* Exercise requirements: Write the listing below out again in full, dropping its pictures.

══════════════════════════════

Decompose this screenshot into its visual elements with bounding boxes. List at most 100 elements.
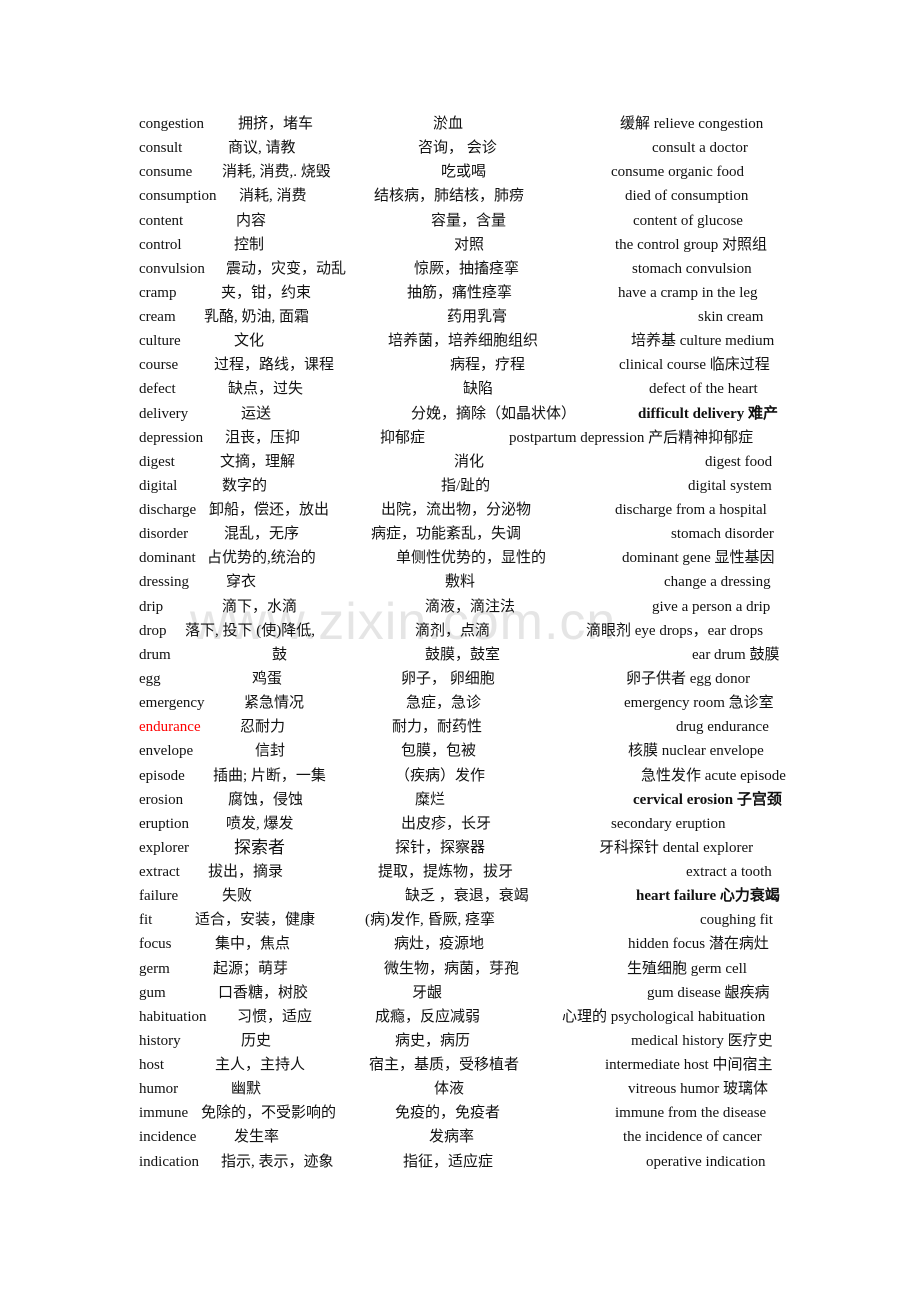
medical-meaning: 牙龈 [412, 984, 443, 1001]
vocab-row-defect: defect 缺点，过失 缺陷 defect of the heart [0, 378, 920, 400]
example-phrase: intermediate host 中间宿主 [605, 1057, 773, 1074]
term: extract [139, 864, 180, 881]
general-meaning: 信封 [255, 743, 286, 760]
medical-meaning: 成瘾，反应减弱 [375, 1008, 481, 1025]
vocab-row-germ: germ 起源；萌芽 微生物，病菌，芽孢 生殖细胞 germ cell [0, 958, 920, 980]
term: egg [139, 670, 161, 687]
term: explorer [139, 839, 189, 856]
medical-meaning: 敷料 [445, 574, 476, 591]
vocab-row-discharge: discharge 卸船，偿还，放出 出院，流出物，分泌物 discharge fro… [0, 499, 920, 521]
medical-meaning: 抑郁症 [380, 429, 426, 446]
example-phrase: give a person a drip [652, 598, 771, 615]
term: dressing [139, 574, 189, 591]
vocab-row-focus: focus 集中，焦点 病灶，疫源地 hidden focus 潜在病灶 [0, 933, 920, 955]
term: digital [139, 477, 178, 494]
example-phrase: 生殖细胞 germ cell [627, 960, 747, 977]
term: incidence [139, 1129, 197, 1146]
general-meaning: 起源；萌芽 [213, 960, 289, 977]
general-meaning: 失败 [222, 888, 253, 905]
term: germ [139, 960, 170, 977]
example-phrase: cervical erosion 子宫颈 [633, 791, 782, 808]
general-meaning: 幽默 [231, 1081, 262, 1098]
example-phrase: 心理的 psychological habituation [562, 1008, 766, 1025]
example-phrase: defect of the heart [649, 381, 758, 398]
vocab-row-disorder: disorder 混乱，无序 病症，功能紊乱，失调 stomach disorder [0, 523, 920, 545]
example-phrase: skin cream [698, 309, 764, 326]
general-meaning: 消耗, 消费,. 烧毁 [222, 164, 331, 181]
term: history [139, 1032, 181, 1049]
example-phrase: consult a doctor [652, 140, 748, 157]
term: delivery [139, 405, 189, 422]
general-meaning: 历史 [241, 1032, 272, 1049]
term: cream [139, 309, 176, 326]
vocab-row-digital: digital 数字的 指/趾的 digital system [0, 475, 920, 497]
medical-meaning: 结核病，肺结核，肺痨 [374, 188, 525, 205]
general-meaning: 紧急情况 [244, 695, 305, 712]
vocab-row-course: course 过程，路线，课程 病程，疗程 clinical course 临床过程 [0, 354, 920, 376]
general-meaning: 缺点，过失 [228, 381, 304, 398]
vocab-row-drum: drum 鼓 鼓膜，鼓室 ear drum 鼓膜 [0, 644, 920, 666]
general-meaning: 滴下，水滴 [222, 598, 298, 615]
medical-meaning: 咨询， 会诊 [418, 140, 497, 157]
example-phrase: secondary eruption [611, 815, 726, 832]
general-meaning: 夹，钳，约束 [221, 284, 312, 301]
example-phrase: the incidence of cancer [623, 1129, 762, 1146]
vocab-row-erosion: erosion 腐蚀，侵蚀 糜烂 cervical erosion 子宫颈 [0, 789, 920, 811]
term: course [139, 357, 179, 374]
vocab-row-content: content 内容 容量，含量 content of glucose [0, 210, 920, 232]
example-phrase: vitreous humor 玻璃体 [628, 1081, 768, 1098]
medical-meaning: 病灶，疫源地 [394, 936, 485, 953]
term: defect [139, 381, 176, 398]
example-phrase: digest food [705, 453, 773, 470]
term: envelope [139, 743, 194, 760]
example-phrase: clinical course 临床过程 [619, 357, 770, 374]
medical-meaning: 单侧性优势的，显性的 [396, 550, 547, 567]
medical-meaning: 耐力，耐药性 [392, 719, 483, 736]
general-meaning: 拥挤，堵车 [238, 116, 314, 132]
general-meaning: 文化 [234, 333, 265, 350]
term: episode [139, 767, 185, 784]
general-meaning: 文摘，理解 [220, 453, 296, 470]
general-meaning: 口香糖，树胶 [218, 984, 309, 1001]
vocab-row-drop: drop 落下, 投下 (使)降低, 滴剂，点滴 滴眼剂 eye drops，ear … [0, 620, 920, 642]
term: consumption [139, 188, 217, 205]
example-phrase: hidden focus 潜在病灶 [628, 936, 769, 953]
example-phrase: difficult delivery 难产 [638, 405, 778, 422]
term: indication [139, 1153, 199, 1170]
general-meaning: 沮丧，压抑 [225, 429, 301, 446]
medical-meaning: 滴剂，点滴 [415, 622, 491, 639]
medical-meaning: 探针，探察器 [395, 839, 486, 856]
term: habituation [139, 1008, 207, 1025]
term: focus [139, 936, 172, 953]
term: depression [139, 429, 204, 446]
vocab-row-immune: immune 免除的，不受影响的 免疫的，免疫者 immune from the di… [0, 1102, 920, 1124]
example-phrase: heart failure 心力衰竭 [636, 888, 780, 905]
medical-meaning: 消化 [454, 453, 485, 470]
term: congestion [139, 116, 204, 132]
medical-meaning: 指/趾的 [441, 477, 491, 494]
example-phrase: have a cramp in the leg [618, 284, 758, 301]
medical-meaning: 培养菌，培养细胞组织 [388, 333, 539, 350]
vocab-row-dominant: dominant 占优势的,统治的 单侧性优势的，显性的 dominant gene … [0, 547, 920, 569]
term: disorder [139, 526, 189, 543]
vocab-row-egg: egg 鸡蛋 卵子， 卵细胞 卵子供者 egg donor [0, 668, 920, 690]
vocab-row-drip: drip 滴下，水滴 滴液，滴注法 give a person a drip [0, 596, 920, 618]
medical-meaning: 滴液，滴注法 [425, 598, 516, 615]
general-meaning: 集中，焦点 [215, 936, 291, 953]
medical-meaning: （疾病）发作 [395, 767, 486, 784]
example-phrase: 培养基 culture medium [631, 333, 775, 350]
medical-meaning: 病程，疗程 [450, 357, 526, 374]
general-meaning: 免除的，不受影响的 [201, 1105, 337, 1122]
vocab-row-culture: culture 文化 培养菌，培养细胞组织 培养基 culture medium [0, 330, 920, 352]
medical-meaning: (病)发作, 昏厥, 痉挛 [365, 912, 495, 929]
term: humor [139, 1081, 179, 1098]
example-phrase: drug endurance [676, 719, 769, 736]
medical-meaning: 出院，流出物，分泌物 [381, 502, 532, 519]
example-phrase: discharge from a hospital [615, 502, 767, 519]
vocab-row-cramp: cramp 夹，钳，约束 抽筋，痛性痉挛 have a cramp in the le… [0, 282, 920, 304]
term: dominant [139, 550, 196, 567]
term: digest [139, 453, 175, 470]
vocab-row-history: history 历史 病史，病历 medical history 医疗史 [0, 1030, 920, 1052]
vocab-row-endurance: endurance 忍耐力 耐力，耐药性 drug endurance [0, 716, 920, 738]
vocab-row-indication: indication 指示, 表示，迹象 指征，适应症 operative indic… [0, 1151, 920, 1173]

══════════════════════════════

* Your response:
Decompose this screenshot into its visual elements with bounding boxes. List at most 100 elements.
medical-meaning: 牙龈 [412, 984, 443, 1001]
vocab-row-defect: defect 缺点，过失 缺陷 defect of the heart [0, 378, 920, 400]
example-phrase: intermediate host 中间宿主 [605, 1057, 773, 1074]
term: extract [139, 864, 180, 881]
general-meaning: 信封 [255, 743, 286, 760]
medical-meaning: 成瘾，反应减弱 [375, 1008, 481, 1025]
vocab-row-germ: germ 起源；萌芽 微生物，病菌，芽孢 生殖细胞 germ cell [0, 958, 920, 980]
term: egg [139, 670, 161, 687]
term: explorer [139, 839, 189, 856]
medical-meaning: 敷料 [445, 574, 476, 591]
vocab-row-discharge: discharge 卸船，偿还，放出 出院，流出物，分泌物 discharge fro… [0, 499, 920, 521]
medical-meaning: 抑郁症 [380, 429, 426, 446]
example-phrase: give a person a drip [652, 598, 771, 615]
term: dressing [139, 574, 189, 591]
vocab-row-focus: focus 集中，焦点 病灶，疫源地 hidden focus 潜在病灶 [0, 933, 920, 955]
term: digital [139, 477, 178, 494]
example-phrase: 生殖细胞 germ cell [627, 960, 747, 977]
term: incidence [139, 1129, 197, 1146]
general-meaning: 起源；萌芽 [213, 960, 289, 977]
general-meaning: 失败 [222, 888, 253, 905]
term: germ [139, 960, 170, 977]
example-phrase: cervical erosion 子宫颈 [633, 791, 782, 808]
general-meaning: 幽默 [231, 1081, 262, 1098]
example-phrase: 心理的 psychological habituation [562, 1008, 766, 1025]
example-phrase: defect of the heart [649, 381, 758, 398]
vocab-row-disorder: disorder 混乱，无序 病症，功能紊乱，失调 stomach disorder [0, 523, 920, 545]
example-phrase: skin cream [698, 309, 764, 326]
general-meaning: 消耗, 消费,. 烧毁 [222, 164, 331, 181]
term: history [139, 1032, 181, 1049]
example-phrase: consult a doctor [652, 140, 748, 157]
term: delivery [139, 405, 189, 422]
general-meaning: 历史 [241, 1032, 272, 1049]
term: cream [139, 309, 176, 326]
vocab-row-digital: digital 数字的 指/趾的 digital system [0, 475, 920, 497]
medical-meaning: 结核病，肺结核，肺痨 [374, 188, 525, 205]
general-meaning: 紧急情况 [244, 695, 305, 712]
vocab-row-course: course 过程，路线，课程 病程，疗程 clinical course 临床过程 [0, 354, 920, 376]
general-meaning: 缺点，过失 [228, 381, 304, 398]
vocab-row-drum: drum 鼓 鼓膜，鼓室 ear drum 鼓膜 [0, 644, 920, 666]
general-meaning: 滴下，水滴 [222, 598, 298, 615]
medical-meaning: 咨询， 会诊 [418, 140, 497, 157]
example-phrase: secondary eruption [611, 815, 726, 832]
general-meaning: 夹，钳，约束 [221, 284, 312, 301]
example-phrase: the incidence of cancer [623, 1129, 762, 1146]
vocab-row-erosion: erosion 腐蚀，侵蚀 糜烂 cervical erosion 子宫颈 [0, 789, 920, 811]
term: course [139, 357, 179, 374]
vocab-row-content: content 内容 容量，含量 content of glucose [0, 210, 920, 232]
example-phrase: vitreous humor 玻璃体 [628, 1081, 768, 1098]
medical-meaning: 病灶，疫源地 [394, 936, 485, 953]
term: defect [139, 381, 176, 398]
example-phrase: digest food [705, 453, 773, 470]
term: envelope [139, 743, 194, 760]
example-phrase: clinical course 临床过程 [619, 357, 770, 374]
medical-meaning: 单侧性优势的，显性的 [396, 550, 547, 567]
medical-meaning: 耐力，耐药性 [392, 719, 483, 736]
general-meaning: 拥挤，堵车 [238, 116, 314, 132]
general-meaning: 文化 [234, 333, 265, 350]
term: episode [139, 767, 185, 784]
general-meaning: 文摘，理解 [220, 453, 296, 470]
general-meaning: 口香糖，树胶 [218, 984, 309, 1001]
vocab-row-drop: drop 落下, 投下 (使)降低, 滴剂，点滴 滴眼剂 eye drops，ear … [0, 620, 920, 642]
term: consumption [139, 188, 217, 205]
example-phrase: hidden focus 潜在病灶 [628, 936, 769, 953]
example-phrase: difficult delivery 难产 [638, 405, 778, 422]
term: indication [139, 1153, 199, 1170]
general-meaning: 沮丧，压抑 [225, 429, 301, 446]
medical-meaning: 滴剂，点滴 [415, 622, 491, 639]
medical-meaning: 探针，探察器 [395, 839, 486, 856]
term: habituation [139, 1008, 207, 1025]
term: focus [139, 936, 172, 953]
term: depression [139, 429, 204, 446]
vocab-row-immune: immune 免除的，不受影响的 免疫的，免疫者 immune from the di… [0, 1102, 920, 1124]
example-phrase: heart failure 心力衰竭 [636, 888, 780, 905]
medical-meaning: 消化 [454, 453, 485, 470]
term: congestion [139, 116, 204, 132]
medical-meaning: 指/趾的 [441, 477, 491, 494]
example-phrase: have a cramp in the leg [618, 284, 758, 301]
medical-meaning: 培养菌，培养细胞组织 [388, 333, 539, 350]
vocab-row-dominant: dominant 占优势的,统治的 单侧性优势的，显性的 dominant gene … [0, 547, 920, 569]
term: disorder [139, 526, 189, 543]
vocab-row-egg: egg 鸡蛋 卵子， 卵细胞 卵子供者 egg donor [0, 668, 920, 690]
vocab-row-drip: drip 滴下，水滴 滴液，滴注法 give a person a drip [0, 596, 920, 618]
medical-meaning: 滴液，滴注法 [425, 598, 516, 615]
general-meaning: 集中，焦点 [215, 936, 291, 953]
medical-meaning: （疾病）发作 [395, 767, 486, 784]
example-phrase: 培养基 culture medium [631, 333, 775, 350]
medical-meaning: 病程，疗程 [450, 357, 526, 374]
general-meaning: 免除的，不受影响的 [201, 1105, 337, 1122]
vocab-row-culture: culture 文化 培养菌，培养细胞组织 培养基 culture medium [0, 330, 920, 352]
medical-meaning: (病)发作, 昏厥, 痉挛 [365, 912, 495, 929]
term: humor [139, 1081, 179, 1098]
example-phrase: drug endurance [676, 719, 769, 736]
medical-meaning: 出院，流出物，分泌物 [381, 502, 532, 519]
example-phrase: discharge from a hospital [615, 502, 767, 519]
vocab-row-cramp: cramp 夹，钳，约束 抽筋，痛性痉挛 have a cramp in the le… [0, 282, 920, 304]
term: dominant [139, 550, 196, 567]
term: digest [139, 453, 175, 470]
vocab-row-history: history 历史 病史，病历 medical history 医疗史 [0, 1030, 920, 1052]
vocab-row-endurance: endurance 忍耐力 耐力，耐药性 drug endurance [0, 716, 920, 738]
vocab-row-indication: indication 指示, 表示，迹象 指征，适应症 operative indic… [0, 1151, 920, 1173]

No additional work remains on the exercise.